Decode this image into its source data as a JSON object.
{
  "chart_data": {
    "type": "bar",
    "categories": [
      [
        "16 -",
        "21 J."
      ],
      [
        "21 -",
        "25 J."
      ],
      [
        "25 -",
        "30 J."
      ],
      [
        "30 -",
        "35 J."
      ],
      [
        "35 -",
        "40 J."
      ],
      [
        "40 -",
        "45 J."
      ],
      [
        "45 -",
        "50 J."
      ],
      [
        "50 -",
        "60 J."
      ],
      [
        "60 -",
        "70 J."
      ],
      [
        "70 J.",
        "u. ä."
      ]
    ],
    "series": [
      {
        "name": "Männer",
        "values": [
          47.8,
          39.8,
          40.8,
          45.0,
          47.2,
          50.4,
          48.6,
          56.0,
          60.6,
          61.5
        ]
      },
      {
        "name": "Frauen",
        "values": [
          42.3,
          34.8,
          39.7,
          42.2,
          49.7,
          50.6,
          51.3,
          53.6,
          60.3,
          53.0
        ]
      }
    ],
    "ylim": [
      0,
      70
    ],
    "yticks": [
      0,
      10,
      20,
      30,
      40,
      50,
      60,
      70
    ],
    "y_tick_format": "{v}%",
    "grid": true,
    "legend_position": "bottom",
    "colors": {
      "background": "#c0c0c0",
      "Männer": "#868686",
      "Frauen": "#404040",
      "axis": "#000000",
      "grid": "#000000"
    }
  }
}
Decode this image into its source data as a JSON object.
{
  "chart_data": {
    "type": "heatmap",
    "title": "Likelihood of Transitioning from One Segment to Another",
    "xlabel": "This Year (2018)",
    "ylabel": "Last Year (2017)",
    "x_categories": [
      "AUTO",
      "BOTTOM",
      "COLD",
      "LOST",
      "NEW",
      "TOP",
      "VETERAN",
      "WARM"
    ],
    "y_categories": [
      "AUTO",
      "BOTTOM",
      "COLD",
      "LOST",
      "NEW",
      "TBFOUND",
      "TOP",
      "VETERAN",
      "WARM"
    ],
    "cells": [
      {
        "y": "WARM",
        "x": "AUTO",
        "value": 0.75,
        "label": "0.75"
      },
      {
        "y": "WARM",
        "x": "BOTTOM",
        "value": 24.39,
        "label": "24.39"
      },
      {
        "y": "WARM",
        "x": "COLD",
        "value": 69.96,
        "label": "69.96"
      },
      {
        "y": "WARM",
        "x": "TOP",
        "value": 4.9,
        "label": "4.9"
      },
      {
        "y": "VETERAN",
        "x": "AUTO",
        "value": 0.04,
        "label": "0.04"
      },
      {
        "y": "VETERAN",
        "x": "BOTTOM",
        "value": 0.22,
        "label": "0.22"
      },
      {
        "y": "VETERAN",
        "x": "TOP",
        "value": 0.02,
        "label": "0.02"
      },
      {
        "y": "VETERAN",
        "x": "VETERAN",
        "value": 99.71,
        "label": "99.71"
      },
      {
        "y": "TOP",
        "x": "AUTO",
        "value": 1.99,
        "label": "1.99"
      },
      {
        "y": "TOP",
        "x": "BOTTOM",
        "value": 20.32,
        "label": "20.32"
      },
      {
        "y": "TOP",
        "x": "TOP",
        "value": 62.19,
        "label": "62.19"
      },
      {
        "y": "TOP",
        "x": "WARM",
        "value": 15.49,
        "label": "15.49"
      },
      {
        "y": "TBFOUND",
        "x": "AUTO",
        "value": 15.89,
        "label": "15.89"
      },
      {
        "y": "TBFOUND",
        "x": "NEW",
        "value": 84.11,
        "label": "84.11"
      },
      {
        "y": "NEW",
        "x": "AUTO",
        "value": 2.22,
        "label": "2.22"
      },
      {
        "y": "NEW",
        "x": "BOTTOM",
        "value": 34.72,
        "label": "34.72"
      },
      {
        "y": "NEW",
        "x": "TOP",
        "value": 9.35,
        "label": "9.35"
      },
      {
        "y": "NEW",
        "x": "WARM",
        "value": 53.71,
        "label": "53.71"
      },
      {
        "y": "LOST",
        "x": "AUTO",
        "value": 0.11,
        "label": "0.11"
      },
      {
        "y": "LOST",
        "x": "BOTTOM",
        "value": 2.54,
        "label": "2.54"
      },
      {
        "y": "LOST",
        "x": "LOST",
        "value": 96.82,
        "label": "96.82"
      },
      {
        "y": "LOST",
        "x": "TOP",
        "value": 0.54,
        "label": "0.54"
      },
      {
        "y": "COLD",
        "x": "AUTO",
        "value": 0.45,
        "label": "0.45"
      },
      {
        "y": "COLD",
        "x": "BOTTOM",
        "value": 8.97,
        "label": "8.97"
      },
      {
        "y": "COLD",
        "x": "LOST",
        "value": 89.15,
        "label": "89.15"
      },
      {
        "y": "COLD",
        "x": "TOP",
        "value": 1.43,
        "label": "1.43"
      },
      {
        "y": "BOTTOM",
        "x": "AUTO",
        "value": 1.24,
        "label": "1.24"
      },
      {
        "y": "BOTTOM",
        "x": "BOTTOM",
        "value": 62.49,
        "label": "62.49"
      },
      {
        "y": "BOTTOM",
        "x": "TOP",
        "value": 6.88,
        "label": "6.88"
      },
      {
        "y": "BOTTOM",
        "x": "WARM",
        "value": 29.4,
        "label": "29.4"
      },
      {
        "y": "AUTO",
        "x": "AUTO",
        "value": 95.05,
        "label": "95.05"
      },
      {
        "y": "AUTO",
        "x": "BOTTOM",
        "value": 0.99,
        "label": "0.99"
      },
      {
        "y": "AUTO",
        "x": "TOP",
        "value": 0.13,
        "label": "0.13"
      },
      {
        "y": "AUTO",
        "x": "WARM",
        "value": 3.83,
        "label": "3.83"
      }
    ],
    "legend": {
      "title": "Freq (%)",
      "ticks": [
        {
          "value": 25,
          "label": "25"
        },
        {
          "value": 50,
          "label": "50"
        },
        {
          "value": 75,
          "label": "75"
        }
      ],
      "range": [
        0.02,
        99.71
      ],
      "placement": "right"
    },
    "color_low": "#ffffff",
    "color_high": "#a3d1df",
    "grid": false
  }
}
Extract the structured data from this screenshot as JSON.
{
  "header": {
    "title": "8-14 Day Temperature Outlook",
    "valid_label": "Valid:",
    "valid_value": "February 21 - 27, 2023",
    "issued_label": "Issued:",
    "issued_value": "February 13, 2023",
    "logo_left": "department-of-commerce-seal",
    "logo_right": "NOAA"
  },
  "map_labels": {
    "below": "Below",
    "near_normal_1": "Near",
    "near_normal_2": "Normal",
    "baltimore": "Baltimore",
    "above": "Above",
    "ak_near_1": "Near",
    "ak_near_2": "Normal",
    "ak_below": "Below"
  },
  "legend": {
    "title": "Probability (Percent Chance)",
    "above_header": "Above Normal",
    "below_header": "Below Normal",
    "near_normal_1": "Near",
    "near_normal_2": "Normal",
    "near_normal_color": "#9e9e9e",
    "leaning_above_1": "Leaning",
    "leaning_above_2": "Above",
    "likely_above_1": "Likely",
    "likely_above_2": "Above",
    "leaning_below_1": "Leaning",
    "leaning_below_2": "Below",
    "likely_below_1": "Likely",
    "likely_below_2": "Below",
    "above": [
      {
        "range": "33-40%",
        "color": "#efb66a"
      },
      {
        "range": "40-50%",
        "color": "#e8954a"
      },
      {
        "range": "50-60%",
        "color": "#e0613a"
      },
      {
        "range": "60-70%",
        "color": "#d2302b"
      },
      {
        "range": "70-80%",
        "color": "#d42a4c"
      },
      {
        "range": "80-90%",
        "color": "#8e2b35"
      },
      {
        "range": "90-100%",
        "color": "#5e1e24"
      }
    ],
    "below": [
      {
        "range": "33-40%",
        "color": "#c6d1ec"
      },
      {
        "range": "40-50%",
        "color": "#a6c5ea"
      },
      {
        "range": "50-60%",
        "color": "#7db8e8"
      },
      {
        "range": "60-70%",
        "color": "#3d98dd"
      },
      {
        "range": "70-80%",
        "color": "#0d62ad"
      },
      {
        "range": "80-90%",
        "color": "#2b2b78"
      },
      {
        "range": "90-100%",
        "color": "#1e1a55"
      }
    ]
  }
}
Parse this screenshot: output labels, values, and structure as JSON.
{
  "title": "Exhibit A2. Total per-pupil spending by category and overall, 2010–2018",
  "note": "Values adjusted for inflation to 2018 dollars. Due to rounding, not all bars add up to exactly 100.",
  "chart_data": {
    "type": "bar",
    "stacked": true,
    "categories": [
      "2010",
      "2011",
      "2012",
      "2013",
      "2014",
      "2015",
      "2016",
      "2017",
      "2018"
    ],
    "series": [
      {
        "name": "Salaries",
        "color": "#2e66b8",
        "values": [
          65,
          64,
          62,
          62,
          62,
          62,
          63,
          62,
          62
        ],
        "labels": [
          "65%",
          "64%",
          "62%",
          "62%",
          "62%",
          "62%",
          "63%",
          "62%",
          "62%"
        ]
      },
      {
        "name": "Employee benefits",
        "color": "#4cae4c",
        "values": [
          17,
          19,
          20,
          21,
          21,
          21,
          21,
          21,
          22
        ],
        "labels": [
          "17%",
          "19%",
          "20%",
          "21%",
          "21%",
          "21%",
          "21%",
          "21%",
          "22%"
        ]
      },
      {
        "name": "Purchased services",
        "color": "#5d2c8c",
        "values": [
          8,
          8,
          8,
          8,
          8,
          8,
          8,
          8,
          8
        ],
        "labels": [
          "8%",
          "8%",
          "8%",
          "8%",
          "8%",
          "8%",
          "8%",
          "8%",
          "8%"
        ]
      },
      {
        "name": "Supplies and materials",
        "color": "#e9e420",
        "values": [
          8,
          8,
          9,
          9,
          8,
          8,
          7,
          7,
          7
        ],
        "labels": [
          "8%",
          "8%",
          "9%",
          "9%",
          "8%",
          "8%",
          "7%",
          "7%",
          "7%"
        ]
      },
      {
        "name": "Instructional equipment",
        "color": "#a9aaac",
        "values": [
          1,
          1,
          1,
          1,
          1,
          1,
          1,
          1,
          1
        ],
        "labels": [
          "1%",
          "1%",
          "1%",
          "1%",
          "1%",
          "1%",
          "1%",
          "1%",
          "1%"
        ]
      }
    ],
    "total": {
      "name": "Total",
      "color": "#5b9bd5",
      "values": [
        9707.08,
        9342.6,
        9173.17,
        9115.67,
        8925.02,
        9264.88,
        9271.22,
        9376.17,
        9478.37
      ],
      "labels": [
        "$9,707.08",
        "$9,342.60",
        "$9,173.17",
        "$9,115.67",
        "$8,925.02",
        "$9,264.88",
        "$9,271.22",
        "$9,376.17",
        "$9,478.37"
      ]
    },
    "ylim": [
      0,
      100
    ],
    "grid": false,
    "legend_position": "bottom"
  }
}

TASK INSTRUCTIONS -
Lines from the records above that hold "grid" are the ones to list.

EXERCISE RESPONSE -
    "grid": true,
      "grid": "#000000"
    "grid": false
    "grid": false,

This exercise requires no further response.